* **Instructions for the task**: Using the listing below, report all lines holding the word "progress".

* **Input**:
---
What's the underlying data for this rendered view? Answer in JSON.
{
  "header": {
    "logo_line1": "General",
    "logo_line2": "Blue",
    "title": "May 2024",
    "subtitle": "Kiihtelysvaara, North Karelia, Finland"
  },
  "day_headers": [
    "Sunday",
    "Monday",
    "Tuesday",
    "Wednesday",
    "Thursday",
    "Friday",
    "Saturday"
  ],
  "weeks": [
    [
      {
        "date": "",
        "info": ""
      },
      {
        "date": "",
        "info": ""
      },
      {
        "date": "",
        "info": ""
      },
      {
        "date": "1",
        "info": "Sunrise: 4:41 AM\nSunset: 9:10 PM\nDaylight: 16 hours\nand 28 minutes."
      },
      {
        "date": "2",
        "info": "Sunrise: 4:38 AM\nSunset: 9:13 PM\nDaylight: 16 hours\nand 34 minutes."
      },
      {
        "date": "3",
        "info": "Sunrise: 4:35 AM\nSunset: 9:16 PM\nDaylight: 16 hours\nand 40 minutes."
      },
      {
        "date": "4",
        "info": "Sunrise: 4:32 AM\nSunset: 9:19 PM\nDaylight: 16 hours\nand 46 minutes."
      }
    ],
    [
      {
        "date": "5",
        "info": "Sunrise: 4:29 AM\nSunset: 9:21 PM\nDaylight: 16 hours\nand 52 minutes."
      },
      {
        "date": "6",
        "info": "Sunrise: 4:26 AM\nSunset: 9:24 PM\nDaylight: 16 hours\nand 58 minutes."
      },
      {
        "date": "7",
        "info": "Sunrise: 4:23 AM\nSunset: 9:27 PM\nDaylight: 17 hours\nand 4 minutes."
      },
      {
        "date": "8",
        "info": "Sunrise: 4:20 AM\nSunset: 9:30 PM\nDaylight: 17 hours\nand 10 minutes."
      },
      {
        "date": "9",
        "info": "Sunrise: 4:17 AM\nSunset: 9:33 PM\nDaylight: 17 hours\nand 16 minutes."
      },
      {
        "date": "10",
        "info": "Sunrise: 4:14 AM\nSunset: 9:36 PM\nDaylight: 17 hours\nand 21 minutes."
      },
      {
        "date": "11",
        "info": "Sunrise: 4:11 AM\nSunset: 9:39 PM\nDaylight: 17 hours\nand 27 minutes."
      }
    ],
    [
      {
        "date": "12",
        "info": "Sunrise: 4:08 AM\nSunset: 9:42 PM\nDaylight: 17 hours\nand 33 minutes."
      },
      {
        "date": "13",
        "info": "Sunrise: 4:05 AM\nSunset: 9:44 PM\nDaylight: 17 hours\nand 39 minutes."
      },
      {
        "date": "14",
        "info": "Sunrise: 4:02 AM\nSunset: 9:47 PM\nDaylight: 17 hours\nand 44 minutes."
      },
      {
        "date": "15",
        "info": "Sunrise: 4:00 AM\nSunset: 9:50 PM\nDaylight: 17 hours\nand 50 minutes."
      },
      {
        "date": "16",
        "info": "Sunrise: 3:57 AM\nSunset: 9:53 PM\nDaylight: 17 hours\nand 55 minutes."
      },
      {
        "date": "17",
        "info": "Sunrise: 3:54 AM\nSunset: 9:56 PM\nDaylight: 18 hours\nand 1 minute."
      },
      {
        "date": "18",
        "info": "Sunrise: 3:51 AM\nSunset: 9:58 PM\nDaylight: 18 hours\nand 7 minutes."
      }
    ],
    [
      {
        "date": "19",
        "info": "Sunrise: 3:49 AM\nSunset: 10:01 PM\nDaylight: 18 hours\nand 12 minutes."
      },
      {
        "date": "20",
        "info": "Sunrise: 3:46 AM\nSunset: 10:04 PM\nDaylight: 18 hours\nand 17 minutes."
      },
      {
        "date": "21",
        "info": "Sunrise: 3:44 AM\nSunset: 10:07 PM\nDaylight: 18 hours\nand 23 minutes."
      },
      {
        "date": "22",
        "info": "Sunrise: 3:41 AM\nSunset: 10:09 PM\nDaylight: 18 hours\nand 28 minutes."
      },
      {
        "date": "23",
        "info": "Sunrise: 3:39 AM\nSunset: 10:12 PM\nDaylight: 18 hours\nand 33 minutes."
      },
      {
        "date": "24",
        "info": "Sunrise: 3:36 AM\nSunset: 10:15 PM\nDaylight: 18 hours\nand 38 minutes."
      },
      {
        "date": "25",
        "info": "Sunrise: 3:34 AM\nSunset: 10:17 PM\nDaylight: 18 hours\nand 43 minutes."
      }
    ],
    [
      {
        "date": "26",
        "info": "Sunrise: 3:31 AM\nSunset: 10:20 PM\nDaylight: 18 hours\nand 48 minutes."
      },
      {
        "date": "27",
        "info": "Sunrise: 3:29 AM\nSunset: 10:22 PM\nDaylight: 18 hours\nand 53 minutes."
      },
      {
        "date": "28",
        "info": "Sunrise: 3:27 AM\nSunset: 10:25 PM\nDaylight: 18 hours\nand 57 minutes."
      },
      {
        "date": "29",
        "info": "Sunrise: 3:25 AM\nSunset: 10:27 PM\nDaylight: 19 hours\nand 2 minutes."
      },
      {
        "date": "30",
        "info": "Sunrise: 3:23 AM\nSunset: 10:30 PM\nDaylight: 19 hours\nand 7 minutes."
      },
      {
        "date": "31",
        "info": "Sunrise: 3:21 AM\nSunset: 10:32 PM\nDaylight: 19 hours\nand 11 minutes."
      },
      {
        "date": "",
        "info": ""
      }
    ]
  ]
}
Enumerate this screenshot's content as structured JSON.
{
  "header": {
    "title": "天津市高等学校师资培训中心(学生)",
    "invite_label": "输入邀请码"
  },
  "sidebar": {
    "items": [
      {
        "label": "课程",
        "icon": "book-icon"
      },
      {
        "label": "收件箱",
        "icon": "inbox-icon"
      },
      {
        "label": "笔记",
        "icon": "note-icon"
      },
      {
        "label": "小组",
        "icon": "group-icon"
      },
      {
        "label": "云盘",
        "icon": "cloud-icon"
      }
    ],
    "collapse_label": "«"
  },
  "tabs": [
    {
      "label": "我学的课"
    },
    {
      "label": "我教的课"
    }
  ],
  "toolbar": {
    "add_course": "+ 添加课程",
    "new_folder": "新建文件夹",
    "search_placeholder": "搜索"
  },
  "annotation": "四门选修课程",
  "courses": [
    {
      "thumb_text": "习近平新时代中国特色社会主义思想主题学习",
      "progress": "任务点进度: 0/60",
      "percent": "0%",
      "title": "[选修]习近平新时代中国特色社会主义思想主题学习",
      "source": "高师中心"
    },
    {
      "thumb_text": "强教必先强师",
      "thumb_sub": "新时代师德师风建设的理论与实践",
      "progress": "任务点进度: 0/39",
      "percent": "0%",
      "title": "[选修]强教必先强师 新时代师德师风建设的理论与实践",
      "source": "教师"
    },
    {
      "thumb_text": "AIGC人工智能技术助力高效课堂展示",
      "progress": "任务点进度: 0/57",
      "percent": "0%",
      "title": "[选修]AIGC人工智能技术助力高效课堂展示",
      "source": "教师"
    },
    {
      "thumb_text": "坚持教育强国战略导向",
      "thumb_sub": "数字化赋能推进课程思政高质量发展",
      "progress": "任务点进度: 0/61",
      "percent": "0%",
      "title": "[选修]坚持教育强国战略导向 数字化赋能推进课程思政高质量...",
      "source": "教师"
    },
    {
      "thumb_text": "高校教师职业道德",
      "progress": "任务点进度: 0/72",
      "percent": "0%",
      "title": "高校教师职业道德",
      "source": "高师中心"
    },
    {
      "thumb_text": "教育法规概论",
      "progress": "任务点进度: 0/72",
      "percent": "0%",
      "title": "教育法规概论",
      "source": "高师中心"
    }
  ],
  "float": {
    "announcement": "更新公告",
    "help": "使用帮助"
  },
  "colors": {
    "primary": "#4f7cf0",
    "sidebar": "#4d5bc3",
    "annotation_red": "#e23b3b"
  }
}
---
* **Solved problem**:
      "progress": "任务点进度: 0/60",
      "progress": "任务点进度: 0/39",
      "progress": "任务点进度: 0/57",
      "progress": "任务点进度: 0/61",
      "progress": "任务点进度: 0/72",
      "progress": "任务点进度: 0/72",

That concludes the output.